[Stored items]:
◇ ◇ ◇ ◇ ◇

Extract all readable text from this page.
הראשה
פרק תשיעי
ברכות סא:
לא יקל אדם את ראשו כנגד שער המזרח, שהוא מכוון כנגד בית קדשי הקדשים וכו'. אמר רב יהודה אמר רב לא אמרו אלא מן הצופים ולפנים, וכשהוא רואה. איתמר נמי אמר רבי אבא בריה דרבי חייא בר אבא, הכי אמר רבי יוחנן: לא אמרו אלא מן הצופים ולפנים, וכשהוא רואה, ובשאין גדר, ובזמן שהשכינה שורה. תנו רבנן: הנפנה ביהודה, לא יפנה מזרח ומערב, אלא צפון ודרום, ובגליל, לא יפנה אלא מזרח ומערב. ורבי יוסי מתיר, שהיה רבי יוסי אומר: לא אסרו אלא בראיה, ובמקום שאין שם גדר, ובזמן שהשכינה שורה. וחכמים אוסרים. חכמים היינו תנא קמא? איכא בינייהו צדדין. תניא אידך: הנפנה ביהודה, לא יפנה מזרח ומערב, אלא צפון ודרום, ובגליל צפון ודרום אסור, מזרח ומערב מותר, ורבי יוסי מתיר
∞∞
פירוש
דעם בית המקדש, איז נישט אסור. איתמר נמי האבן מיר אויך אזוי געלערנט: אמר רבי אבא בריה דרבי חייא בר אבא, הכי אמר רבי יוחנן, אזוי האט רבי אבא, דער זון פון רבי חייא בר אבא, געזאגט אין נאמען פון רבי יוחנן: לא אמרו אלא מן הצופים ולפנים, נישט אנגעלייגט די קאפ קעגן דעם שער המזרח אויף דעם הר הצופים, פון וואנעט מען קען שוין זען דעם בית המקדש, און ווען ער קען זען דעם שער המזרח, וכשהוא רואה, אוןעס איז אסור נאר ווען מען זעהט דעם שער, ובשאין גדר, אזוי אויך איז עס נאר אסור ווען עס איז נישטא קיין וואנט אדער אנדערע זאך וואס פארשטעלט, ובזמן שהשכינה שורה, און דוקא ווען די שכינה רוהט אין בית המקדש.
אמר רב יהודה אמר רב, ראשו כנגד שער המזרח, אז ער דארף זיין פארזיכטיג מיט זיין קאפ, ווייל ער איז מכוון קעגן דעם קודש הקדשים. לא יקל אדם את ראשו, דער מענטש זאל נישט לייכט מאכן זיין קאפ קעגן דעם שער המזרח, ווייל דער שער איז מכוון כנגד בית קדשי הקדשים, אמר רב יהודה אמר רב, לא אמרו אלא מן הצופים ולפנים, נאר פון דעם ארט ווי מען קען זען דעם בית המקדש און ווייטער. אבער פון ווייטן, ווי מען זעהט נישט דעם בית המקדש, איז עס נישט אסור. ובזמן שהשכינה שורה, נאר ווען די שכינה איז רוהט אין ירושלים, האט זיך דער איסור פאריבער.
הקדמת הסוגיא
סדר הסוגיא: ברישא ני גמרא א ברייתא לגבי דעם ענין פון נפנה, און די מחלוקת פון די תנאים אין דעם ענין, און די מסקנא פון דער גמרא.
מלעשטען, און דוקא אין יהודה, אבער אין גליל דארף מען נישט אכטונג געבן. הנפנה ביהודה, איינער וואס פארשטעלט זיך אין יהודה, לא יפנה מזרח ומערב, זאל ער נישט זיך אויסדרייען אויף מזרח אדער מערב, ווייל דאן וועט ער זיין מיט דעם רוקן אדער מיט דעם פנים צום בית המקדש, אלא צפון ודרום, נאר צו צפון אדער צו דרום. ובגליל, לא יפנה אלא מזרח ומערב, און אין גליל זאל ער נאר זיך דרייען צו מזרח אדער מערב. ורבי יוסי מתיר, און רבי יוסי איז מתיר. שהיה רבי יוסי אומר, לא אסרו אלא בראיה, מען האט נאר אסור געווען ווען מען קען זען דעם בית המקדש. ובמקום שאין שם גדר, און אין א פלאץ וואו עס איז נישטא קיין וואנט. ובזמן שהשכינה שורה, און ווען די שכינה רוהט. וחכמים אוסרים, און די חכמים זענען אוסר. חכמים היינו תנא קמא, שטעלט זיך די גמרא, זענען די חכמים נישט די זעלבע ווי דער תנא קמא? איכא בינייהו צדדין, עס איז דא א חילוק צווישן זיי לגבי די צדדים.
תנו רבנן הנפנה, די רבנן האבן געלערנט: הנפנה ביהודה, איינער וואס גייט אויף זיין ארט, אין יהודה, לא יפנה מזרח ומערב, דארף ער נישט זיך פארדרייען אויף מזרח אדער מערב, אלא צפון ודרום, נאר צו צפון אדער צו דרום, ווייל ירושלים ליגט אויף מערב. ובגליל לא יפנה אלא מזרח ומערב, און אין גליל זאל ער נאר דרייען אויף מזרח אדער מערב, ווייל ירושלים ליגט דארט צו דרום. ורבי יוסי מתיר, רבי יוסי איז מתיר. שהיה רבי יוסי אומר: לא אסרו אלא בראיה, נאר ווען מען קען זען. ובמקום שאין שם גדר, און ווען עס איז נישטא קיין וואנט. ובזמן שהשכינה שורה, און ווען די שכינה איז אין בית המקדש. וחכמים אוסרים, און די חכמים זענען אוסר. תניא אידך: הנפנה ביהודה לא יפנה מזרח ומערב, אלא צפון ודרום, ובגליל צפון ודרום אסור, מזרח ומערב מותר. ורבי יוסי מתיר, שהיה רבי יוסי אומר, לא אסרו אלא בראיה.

◇ ◇ ◇ ◇ ◇

[Task details]: Quote all the records. Keep every word exact.

[Result of this exercise]:
Extract all readable text from this page.
הראשה
פרק תשיעי
ברכות סא:
לא יקל אדם את ראשו כנגד שער המזרח, שהוא מכוון כנגד בית קדשי הקדשים וכו'. אמר רב יהודה אמר רב לא אמרו אלא מן הצופים ולפנים, וכשהוא רואה. איתמר נמי אמר רבי אבא בריה דרבי חייא בר אבא, הכי אמר רבי יוחנן: לא אמרו אלא מן הצופים ולפנים, וכשהוא רואה, ובשאין גדר, ובזמן שהשכינה שורה. תנו רבנן: הנפנה ביהודה, לא יפנה מזרח ומערב, אלא צפון ודרום, ובגליל, לא יפנה אלא מזרח ומערב. ורבי יוסי מתיר, שהיה רבי יוסי אומר: לא אסרו אלא בראיה, ובמקום שאין שם גדר, ובזמן שהשכינה שורה. וחכמים אוסרים. חכמים היינו תנא קמא? איכא בינייהו צדדין. תניא אידך: הנפנה ביהודה, לא יפנה מזרח ומערב, אלא צפון ודרום, ובגליל צפון ודרום אסור, מזרח ומערב מותר, ורבי יוסי מתיר
∞∞
פירוש
דעם בית המקדש, איז נישט אסור. איתמר נמי האבן מיר אויך אזוי געלערנט: אמר רבי אבא בריה דרבי חייא בר אבא, הכי אמר רבי יוחנן, אזוי האט רבי אבא, דער זון פון רבי חייא בר אבא, געזאגט אין נאמען פון רבי יוחנן: לא אמרו אלא מן הצופים ולפנים, נישט אנגעלייגט די קאפ קעגן דעם שער המזרח אויף דעם הר הצופים, פון וואנעט מען קען שוין זען דעם בית המקדש, און ווען ער קען זען דעם שער המזרח, וכשהוא רואה, אוןעס איז אסור נאר ווען מען זעהט דעם שער, ובשאין גדר, אזוי אויך איז עס נאר אסור ווען עס איז נישטא קיין וואנט אדער אנדערע זאך וואס פארשטעלט, ובזמן שהשכינה שורה, און דוקא ווען די שכינה רוהט אין בית המקדש.
אמר רב יהודה אמר רב, ראשו כנגד שער המזרח, אז ער דארף זיין פארזיכטיג מיט זיין קאפ, ווייל ער איז מכוון קעגן דעם קודש הקדשים. לא יקל אדם את ראשו, דער מענטש זאל נישט לייכט מאכן זיין קאפ קעגן דעם שער המזרח, ווייל דער שער איז מכוון כנגד בית קדשי הקדשים, אמר רב יהודה אמר רב, לא אמרו אלא מן הצופים ולפנים, נאר פון דעם ארט ווי מען קען זען דעם בית המקדש און ווייטער. אבער פון ווייטן, ווי מען זעהט נישט דעם בית המקדש, איז עס נישט אסור. ובזמן שהשכינה שורה, נאר ווען די שכינה איז רוהט אין ירושלים, האט זיך דער איסור פאריבער.
הקדמת הסוגיא
סדר הסוגיא: ברישא ני גמרא א ברייתא לגבי דעם ענין פון נפנה, און די מחלוקת פון די תנאים אין דעם ענין, און די מסקנא פון דער גמרא.
מלעשטען, און דוקא אין יהודה, אבער אין גליל דארף מען נישט אכטונג געבן. הנפנה ביהודה, איינער וואס פארשטעלט זיך אין יהודה, לא יפנה מזרח ומערב, זאל ער נישט זיך אויסדרייען אויף מזרח אדער מערב, ווייל דאן וועט ער זיין מיט דעם רוקן אדער מיט דעם פנים צום בית המקדש, אלא צפון ודרום, נאר צו צפון אדער צו דרום. ובגליל, לא יפנה אלא מזרח ומערב, און אין גליל זאל ער נאר זיך דרייען צו מזרח אדער מערב. ורבי יוסי מתיר, און רבי יוסי איז מתיר. שהיה רבי יוסי אומר, לא אסרו אלא בראיה, מען האט נאר אסור געווען ווען מען קען זען דעם בית המקדש. ובמקום שאין שם גדר, און אין א פלאץ וואו עס איז נישטא קיין וואנט. ובזמן שהשכינה שורה, און ווען די שכינה רוהט. וחכמים אוסרים, און די חכמים זענען אוסר. חכמים היינו תנא קמא, שטעלט זיך די גמרא, זענען די חכמים נישט די זעלבע ווי דער תנא קמא? איכא בינייהו צדדין, עס איז דא א חילוק צווישן זיי לגבי די צדדים.
תנו רבנן הנפנה, די רבנן האבן געלערנט: הנפנה ביהודה, איינער וואס גייט אויף זיין ארט, אין יהודה, לא יפנה מזרח ומערב, דארף ער נישט זיך פארדרייען אויף מזרח אדער מערב, אלא צפון ודרום, נאר צו צפון אדער צו דרום, ווייל ירושלים ליגט אויף מערב. ובגליל לא יפנה אלא מזרח ומערב, און אין גליל זאל ער נאר דרייען אויף מזרח אדער מערב, ווייל ירושלים ליגט דארט צו דרום. ורבי יוסי מתיר, רבי יוסי איז מתיר. שהיה רבי יוסי אומר: לא אסרו אלא בראיה, נאר ווען מען קען זען. ובמקום שאין שם גדר, און ווען עס איז נישטא קיין וואנט. ובזמן שהשכינה שורה, און ווען די שכינה איז אין בית המקדש. וחכמים אוסרים, און די חכמים זענען אוסר. תניא אידך: הנפנה ביהודה לא יפנה מזרח ומערב, אלא צפון ודרום, ובגליל צפון ודרום אסור, מזרח ומערב מותר. ורבי יוסי מתיר, שהיה רבי יוסי אומר, לא אסרו אלא בראיה.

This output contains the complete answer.